> Input data

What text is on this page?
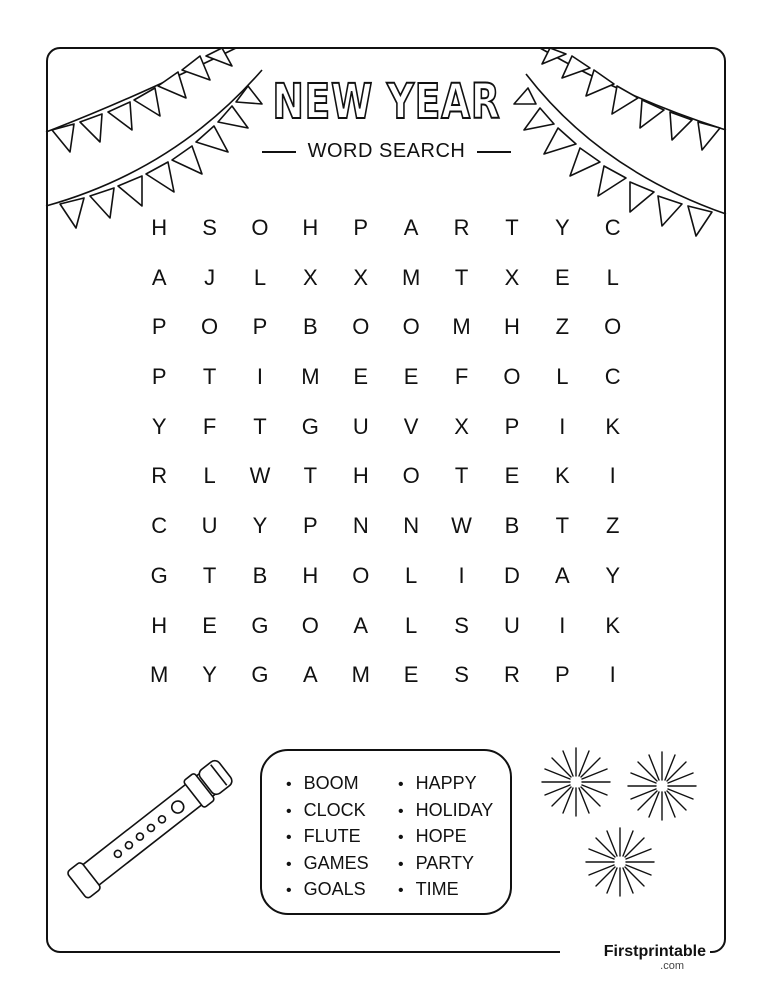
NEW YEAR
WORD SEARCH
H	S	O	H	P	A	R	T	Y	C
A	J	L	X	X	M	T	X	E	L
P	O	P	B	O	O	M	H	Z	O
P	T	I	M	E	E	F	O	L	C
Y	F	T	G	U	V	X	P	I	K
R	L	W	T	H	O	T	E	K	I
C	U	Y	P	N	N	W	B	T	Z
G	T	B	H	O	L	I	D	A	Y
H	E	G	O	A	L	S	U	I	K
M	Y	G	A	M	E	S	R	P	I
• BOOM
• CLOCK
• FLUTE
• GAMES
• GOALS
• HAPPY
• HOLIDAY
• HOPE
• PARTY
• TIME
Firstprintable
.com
--
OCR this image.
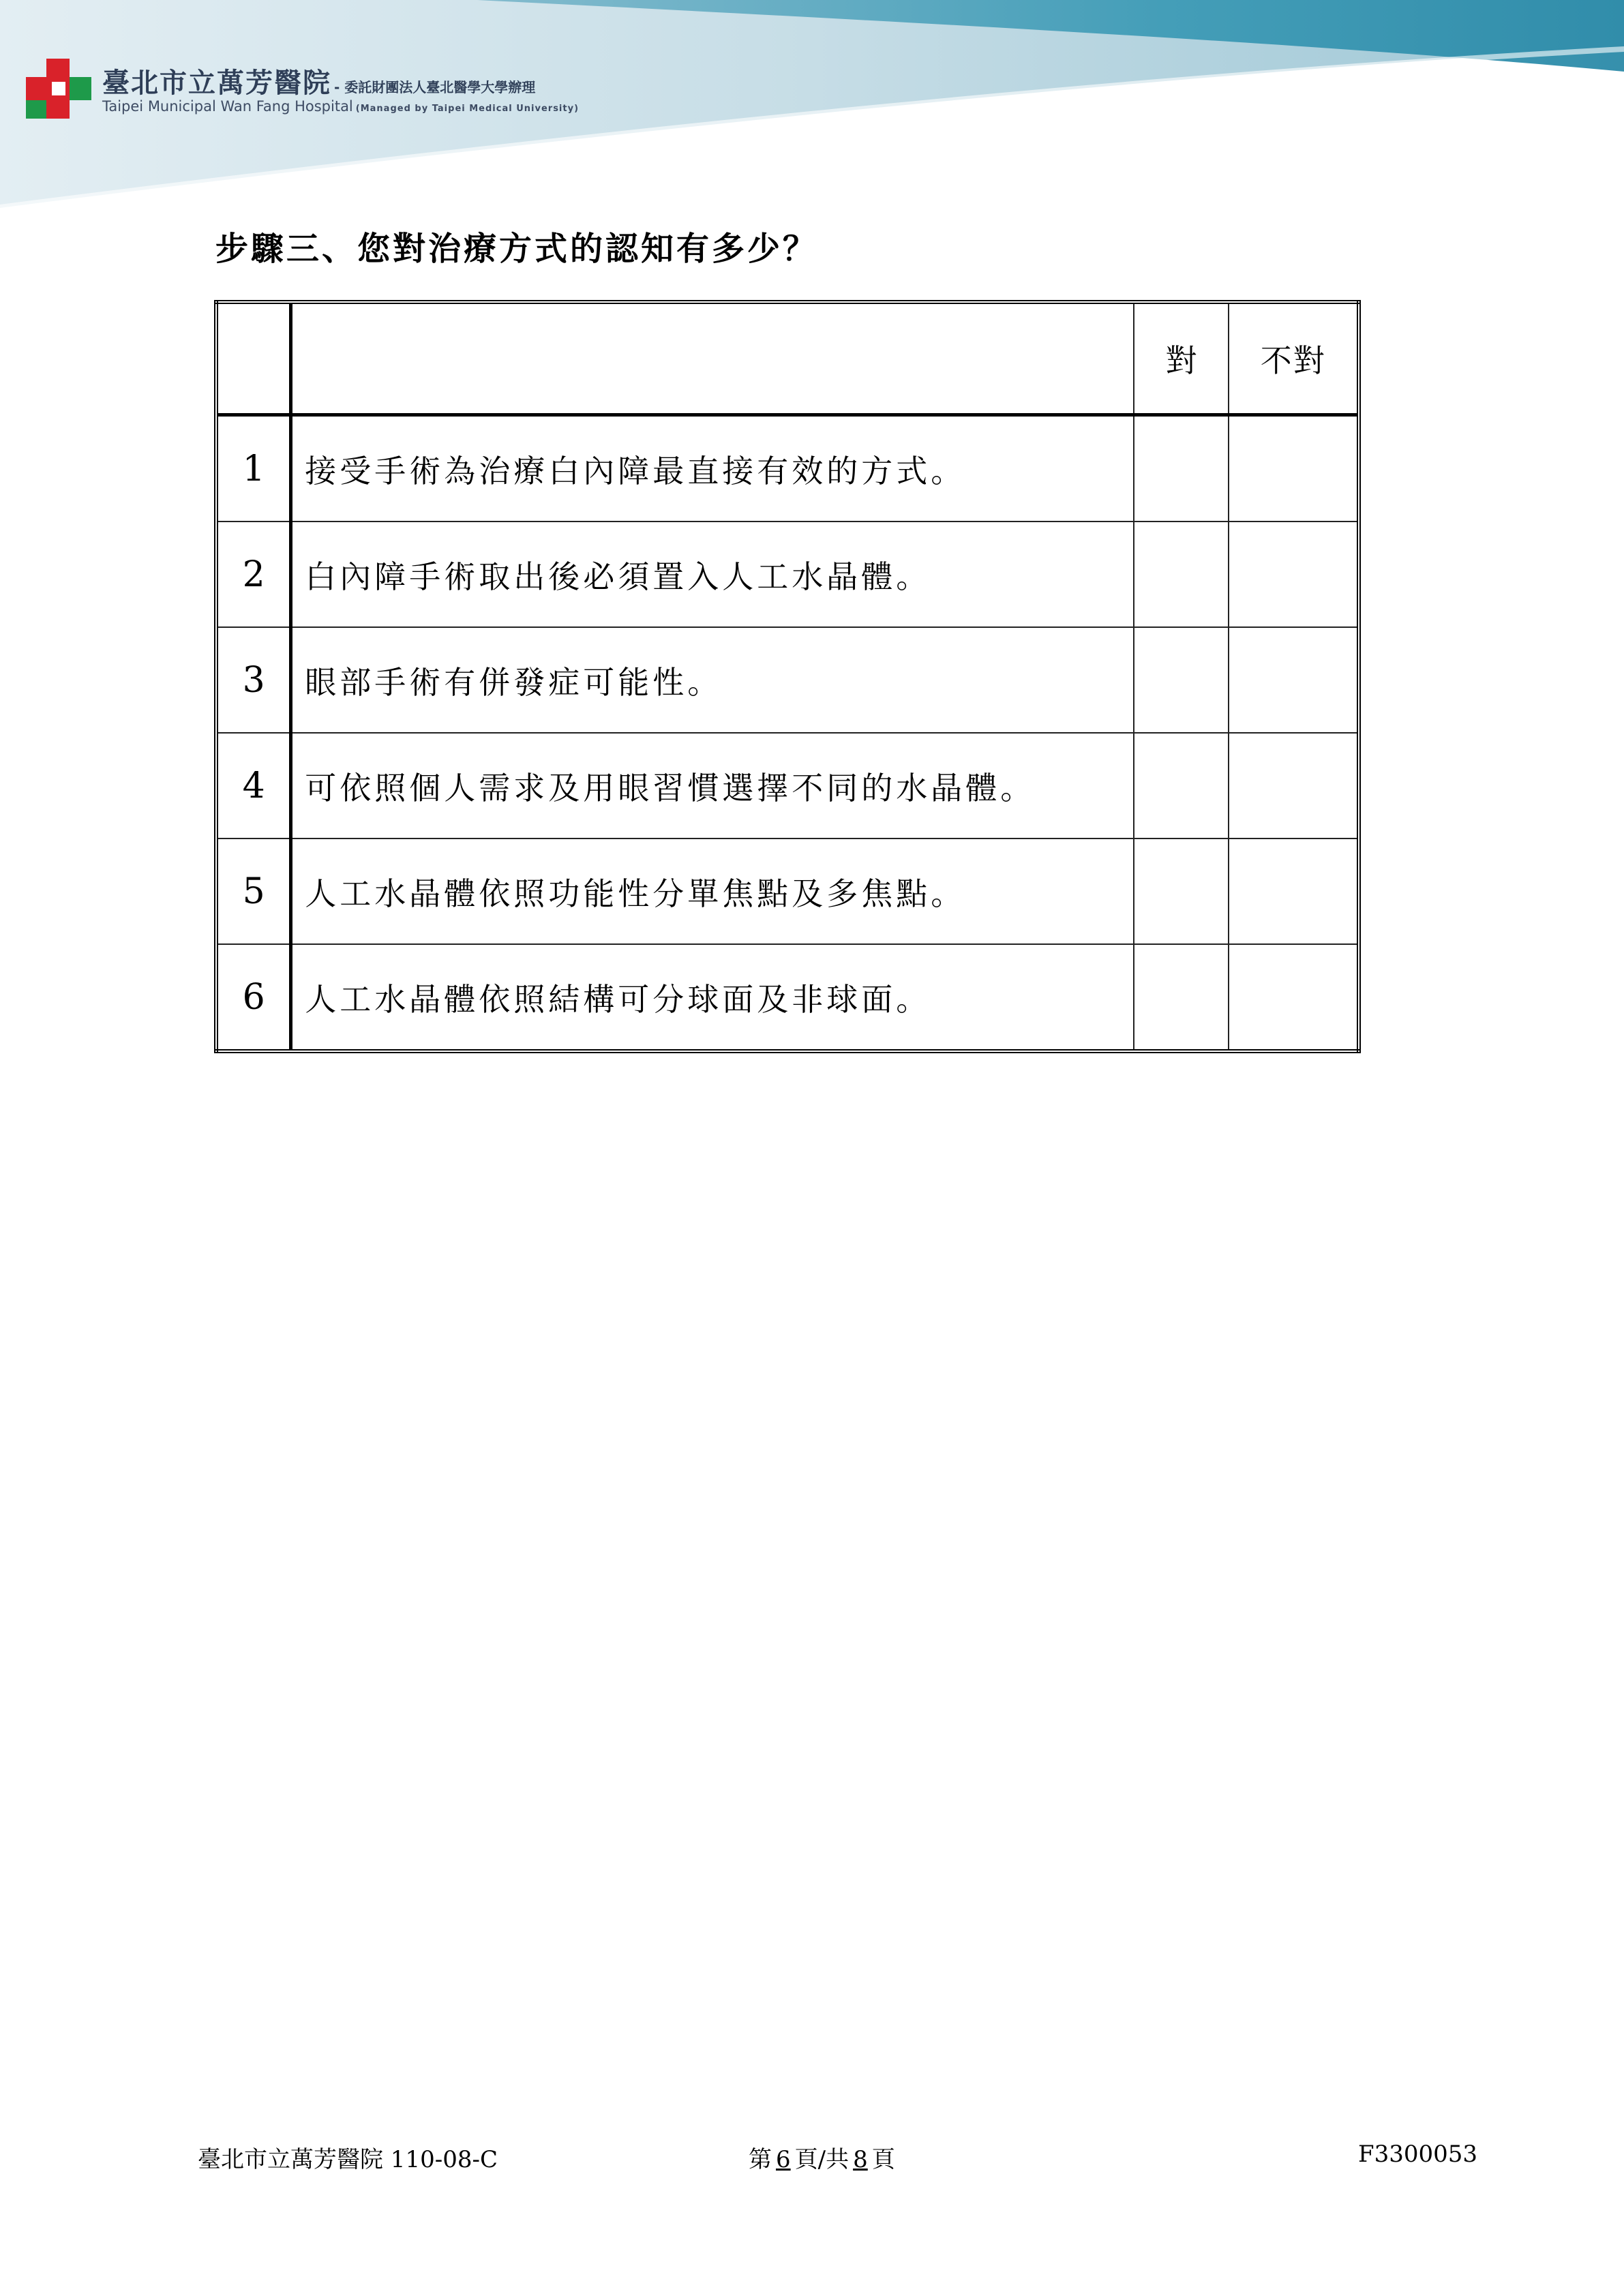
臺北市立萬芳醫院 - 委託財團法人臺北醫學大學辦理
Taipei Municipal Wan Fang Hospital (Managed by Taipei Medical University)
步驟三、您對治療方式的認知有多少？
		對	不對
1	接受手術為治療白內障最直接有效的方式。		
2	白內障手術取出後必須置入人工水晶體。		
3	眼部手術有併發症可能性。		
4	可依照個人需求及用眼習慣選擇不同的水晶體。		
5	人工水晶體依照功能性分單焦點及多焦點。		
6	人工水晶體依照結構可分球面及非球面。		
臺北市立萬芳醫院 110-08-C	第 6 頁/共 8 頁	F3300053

> What is being asked
Give the number of lines in the entries that include the string "臺北市立萬芳醫院", and nothing more.

> Correct response
2